- YOUR OBJECTIVE: Exclude all pictures, then copy each of the records exactly as written.

[Collected data]
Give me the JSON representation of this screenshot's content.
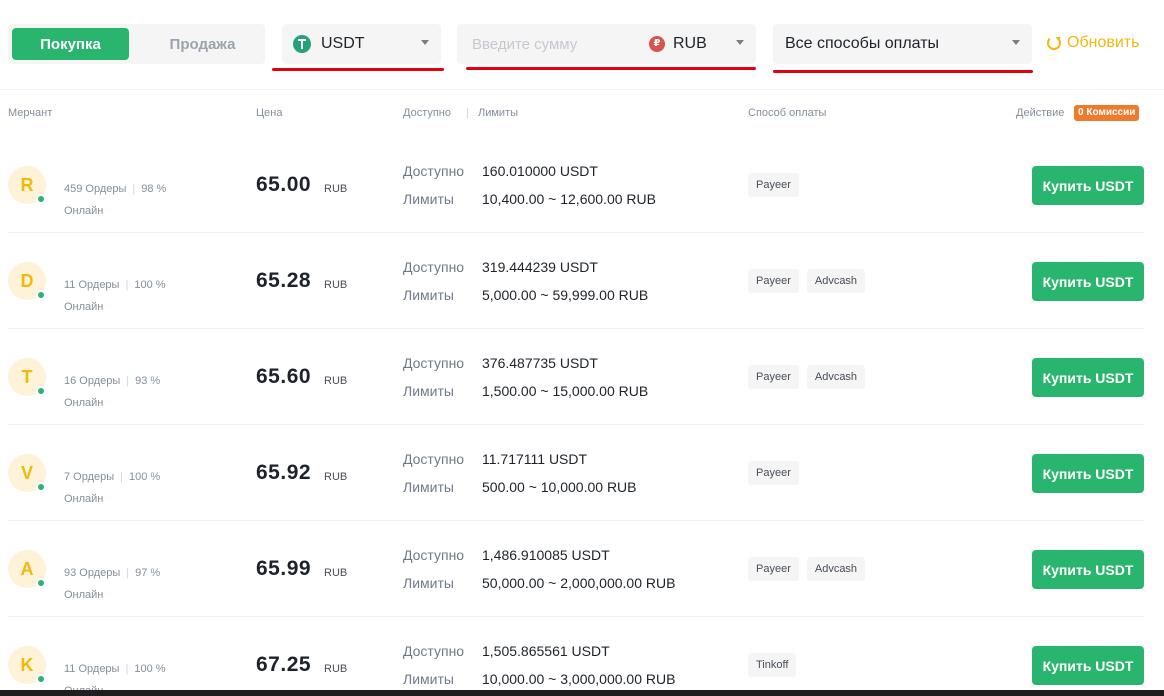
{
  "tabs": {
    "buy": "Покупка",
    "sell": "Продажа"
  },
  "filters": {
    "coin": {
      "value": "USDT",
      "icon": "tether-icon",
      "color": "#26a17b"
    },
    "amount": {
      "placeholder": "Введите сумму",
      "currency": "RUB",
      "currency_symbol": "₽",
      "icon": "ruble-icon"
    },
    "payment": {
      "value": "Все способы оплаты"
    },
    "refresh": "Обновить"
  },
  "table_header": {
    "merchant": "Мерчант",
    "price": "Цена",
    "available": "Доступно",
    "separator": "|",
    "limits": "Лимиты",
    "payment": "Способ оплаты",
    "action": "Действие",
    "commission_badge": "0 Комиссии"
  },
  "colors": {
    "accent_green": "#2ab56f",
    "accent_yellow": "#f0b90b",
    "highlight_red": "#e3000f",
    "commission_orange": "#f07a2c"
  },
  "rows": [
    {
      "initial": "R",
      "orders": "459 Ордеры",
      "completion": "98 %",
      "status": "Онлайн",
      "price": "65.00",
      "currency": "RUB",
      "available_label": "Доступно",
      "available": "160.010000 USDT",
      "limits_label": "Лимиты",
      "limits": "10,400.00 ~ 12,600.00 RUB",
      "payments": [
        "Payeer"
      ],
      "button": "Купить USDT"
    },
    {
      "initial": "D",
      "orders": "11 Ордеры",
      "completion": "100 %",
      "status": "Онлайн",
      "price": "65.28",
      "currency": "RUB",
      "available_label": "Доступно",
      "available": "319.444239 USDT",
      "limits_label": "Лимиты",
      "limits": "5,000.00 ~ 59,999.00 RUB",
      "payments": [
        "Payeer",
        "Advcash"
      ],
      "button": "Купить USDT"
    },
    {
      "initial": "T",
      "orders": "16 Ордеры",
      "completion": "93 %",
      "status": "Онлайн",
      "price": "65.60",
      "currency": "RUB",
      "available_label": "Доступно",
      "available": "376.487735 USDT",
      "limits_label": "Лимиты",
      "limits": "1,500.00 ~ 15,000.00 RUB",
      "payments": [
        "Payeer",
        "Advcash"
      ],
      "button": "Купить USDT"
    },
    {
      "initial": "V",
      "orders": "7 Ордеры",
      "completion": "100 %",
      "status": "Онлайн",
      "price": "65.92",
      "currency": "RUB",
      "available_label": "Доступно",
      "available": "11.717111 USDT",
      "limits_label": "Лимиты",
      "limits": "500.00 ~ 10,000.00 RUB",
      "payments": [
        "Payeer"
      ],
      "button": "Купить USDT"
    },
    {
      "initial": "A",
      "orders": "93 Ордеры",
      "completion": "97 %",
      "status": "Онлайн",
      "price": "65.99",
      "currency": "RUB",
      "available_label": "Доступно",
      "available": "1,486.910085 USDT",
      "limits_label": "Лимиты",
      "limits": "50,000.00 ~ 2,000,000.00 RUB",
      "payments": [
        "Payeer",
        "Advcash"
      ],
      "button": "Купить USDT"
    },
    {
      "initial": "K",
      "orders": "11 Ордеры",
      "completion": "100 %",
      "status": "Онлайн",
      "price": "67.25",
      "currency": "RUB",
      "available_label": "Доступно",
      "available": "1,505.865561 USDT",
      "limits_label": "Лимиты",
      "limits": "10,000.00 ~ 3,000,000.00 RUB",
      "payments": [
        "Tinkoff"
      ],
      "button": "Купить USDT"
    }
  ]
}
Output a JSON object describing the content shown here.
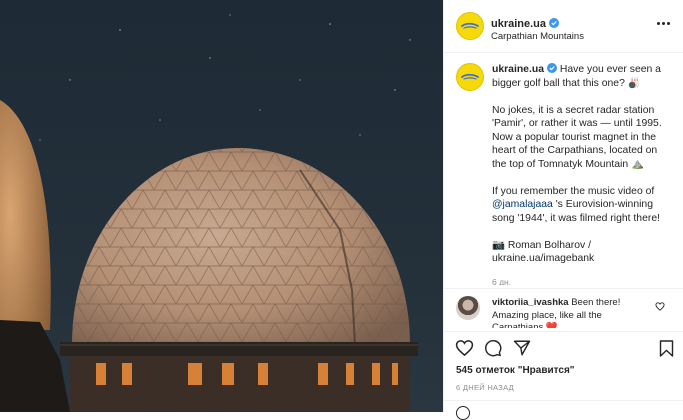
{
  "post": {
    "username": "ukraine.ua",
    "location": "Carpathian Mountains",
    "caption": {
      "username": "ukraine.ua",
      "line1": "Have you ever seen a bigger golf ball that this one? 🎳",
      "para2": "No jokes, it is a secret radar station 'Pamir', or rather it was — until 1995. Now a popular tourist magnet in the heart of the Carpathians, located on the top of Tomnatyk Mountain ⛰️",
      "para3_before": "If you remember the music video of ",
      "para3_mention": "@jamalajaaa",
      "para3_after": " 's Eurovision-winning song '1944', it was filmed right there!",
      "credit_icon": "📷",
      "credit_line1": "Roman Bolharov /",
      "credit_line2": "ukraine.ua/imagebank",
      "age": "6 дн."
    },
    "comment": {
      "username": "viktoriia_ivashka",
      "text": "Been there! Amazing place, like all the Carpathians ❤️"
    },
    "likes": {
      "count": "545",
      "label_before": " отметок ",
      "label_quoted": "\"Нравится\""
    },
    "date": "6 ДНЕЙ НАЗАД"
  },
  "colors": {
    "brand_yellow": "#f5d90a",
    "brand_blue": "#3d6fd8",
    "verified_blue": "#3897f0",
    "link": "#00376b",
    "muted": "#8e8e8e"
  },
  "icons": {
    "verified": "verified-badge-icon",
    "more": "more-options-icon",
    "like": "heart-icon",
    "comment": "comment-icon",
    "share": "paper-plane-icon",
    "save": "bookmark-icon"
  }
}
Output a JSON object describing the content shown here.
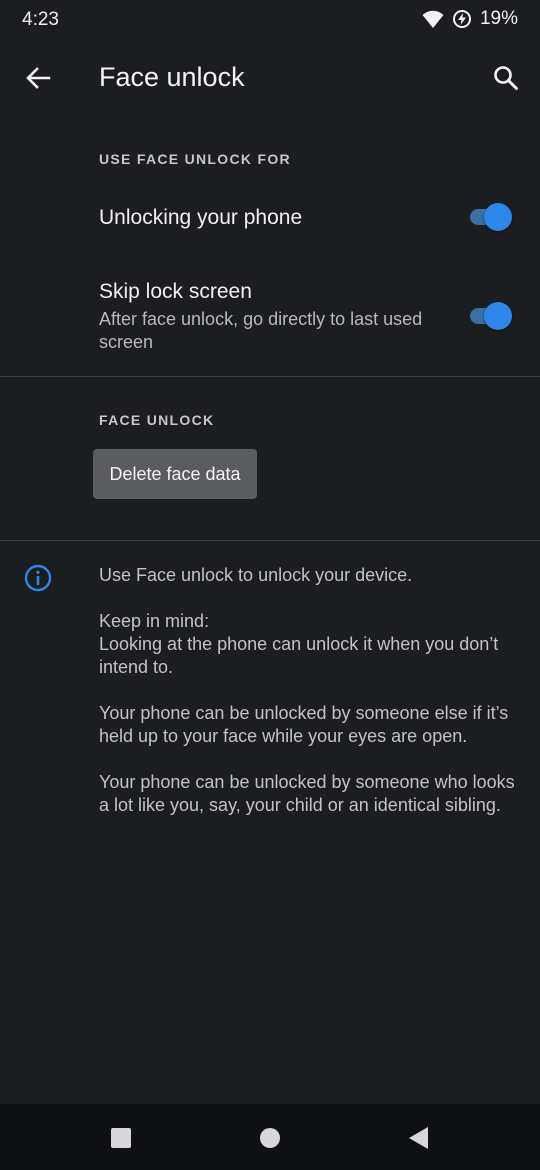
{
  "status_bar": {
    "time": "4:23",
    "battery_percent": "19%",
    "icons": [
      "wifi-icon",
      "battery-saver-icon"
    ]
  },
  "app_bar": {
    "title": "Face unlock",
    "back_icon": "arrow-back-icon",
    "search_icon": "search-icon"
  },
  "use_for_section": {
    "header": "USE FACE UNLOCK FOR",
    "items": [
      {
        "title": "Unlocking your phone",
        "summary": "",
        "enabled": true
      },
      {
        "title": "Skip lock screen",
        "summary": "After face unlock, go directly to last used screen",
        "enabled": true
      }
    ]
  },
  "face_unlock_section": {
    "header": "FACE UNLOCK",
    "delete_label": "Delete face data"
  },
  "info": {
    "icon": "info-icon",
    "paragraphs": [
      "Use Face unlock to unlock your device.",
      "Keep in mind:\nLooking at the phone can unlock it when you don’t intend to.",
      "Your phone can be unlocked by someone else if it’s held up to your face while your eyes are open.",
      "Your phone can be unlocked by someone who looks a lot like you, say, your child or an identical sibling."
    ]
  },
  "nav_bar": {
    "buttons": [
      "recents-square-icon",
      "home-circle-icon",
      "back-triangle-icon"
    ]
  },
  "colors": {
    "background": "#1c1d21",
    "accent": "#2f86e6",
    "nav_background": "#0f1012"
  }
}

- EXPECTED ANSWER:
Give me the JSON representation of this screenshot's content.
{
  "tabs": {
    "buy": "Покупка",
    "sell": "Продажа"
  },
  "filters": {
    "coin": {
      "value": "USDT",
      "icon": "tether-icon",
      "color": "#26a17b"
    },
    "amount": {
      "placeholder": "Введите сумму",
      "currency": "RUB",
      "currency_symbol": "₽",
      "icon": "ruble-icon"
    },
    "payment": {
      "value": "Все способы оплаты"
    },
    "refresh": "Обновить"
  },
  "table_header": {
    "merchant": "Мерчант",
    "price": "Цена",
    "available": "Доступно",
    "separator": "|",
    "limits": "Лимиты",
    "payment": "Способ оплаты",
    "action": "Действие",
    "commission_badge": "0 Комиссии"
  },
  "colors": {
    "accent_green": "#2ab56f",
    "accent_yellow": "#f0b90b",
    "highlight_red": "#e3000f",
    "commission_orange": "#f07a2c"
  },
  "rows": [
    {
      "initial": "R",
      "orders": "459 Ордеры",
      "completion": "98 %",
      "status": "Онлайн",
      "price": "65.00",
      "currency": "RUB",
      "available_label": "Доступно",
      "available": "160.010000 USDT",
      "limits_label": "Лимиты",
      "limits": "10,400.00 ~ 12,600.00 RUB",
      "payments": [
        "Payeer"
      ],
      "button": "Купить USDT"
    },
    {
      "initial": "D",
      "orders": "11 Ордеры",
      "completion": "100 %",
      "status": "Онлайн",
      "price": "65.28",
      "currency": "RUB",
      "available_label": "Доступно",
      "available": "319.444239 USDT",
      "limits_label": "Лимиты",
      "limits": "5,000.00 ~ 59,999.00 RUB",
      "payments": [
        "Payeer",
        "Advcash"
      ],
      "button": "Купить USDT"
    },
    {
      "initial": "T",
      "orders": "16 Ордеры",
      "completion": "93 %",
      "status": "Онлайн",
      "price": "65.60",
      "currency": "RUB",
      "available_label": "Доступно",
      "available": "376.487735 USDT",
      "limits_label": "Лимиты",
      "limits": "1,500.00 ~ 15,000.00 RUB",
      "payments": [
        "Payeer",
        "Advcash"
      ],
      "button": "Купить USDT"
    },
    {
      "initial": "V",
      "orders": "7 Ордеры",
      "completion": "100 %",
      "status": "Онлайн",
      "price": "65.92",
      "currency": "RUB",
      "available_label": "Доступно",
      "available": "11.717111 USDT",
      "limits_label": "Лимиты",
      "limits": "500.00 ~ 10,000.00 RUB",
      "payments": [
        "Payeer"
      ],
      "button": "Купить USDT"
    },
    {
      "initial": "A",
      "orders": "93 Ордеры",
      "completion": "97 %",
      "status": "Онлайн",
      "price": "65.99",
      "currency": "RUB",
      "available_label": "Доступно",
      "available": "1,486.910085 USDT",
      "limits_label": "Лимиты",
      "limits": "50,000.00 ~ 2,000,000.00 RUB",
      "payments": [
        "Payeer",
        "Advcash"
      ],
      "button": "Купить USDT"
    },
    {
      "initial": "K",
      "orders": "11 Ордеры",
      "completion": "100 %",
      "status": "Онлайн",
      "price": "67.25",
      "currency": "RUB",
      "available_label": "Доступно",
      "available": "1,505.865561 USDT",
      "limits_label": "Лимиты",
      "limits": "10,000.00 ~ 3,000,000.00 RUB",
      "payments": [
        "Tinkoff"
      ],
      "button": "Купить USDT"
    }
  ]
}
Output a JSON object describing the content shown here.
{
  "post": {
    "username": "ukraine.ua",
    "location": "Carpathian Mountains",
    "caption": {
      "username": "ukraine.ua",
      "line1": "Have you ever seen a bigger golf ball that this one? 🎳",
      "para2": "No jokes, it is a secret radar station 'Pamir', or rather it was — until 1995. Now a popular tourist magnet in the heart of the Carpathians, located on the top of Tomnatyk Mountain ⛰️",
      "para3_before": "If you remember the music video of ",
      "para3_mention": "@jamalajaaa",
      "para3_after": " 's Eurovision-winning song '1944', it was filmed right there!",
      "credit_icon": "📷",
      "credit_line1": "Roman Bolharov /",
      "credit_line2": "ukraine.ua/imagebank",
      "age": "6 дн."
    },
    "comment": {
      "username": "viktoriia_ivashka",
      "text": "Been there! Amazing place, like all the Carpathians ❤️"
    },
    "likes": {
      "count": "545",
      "label_before": " отметок ",
      "label_quoted": "\"Нравится\""
    },
    "date": "6 ДНЕЙ НАЗАД"
  },
  "colors": {
    "brand_yellow": "#f5d90a",
    "brand_blue": "#3d6fd8",
    "verified_blue": "#3897f0",
    "link": "#00376b",
    "muted": "#8e8e8e"
  },
  "icons": {
    "verified": "verified-badge-icon",
    "more": "more-options-icon",
    "like": "heart-icon",
    "comment": "comment-icon",
    "share": "paper-plane-icon",
    "save": "bookmark-icon"
  }
}
Output a JSON object describing the content shown here.
{
  "status_bar": {
    "time": "4:23",
    "battery_percent": "19%",
    "icons": [
      "wifi-icon",
      "battery-saver-icon"
    ]
  },
  "app_bar": {
    "title": "Face unlock",
    "back_icon": "arrow-back-icon",
    "search_icon": "search-icon"
  },
  "use_for_section": {
    "header": "USE FACE UNLOCK FOR",
    "items": [
      {
        "title": "Unlocking your phone",
        "summary": "",
        "enabled": true
      },
      {
        "title": "Skip lock screen",
        "summary": "After face unlock, go directly to last used screen",
        "enabled": true
      }
    ]
  },
  "face_unlock_section": {
    "header": "FACE UNLOCK",
    "delete_label": "Delete face data"
  },
  "info": {
    "icon": "info-icon",
    "paragraphs": [
      "Use Face unlock to unlock your device.",
      "Keep in mind:\nLooking at the phone can unlock it when you don’t intend to.",
      "Your phone can be unlocked by someone else if it’s held up to your face while your eyes are open.",
      "Your phone can be unlocked by someone who looks a lot like you, say, your child or an identical sibling."
    ]
  },
  "nav_bar": {
    "buttons": [
      "recents-square-icon",
      "home-circle-icon",
      "back-triangle-icon"
    ]
  },
  "colors": {
    "background": "#1c1d21",
    "accent": "#2f86e6",
    "nav_background": "#0f1012"
  }
}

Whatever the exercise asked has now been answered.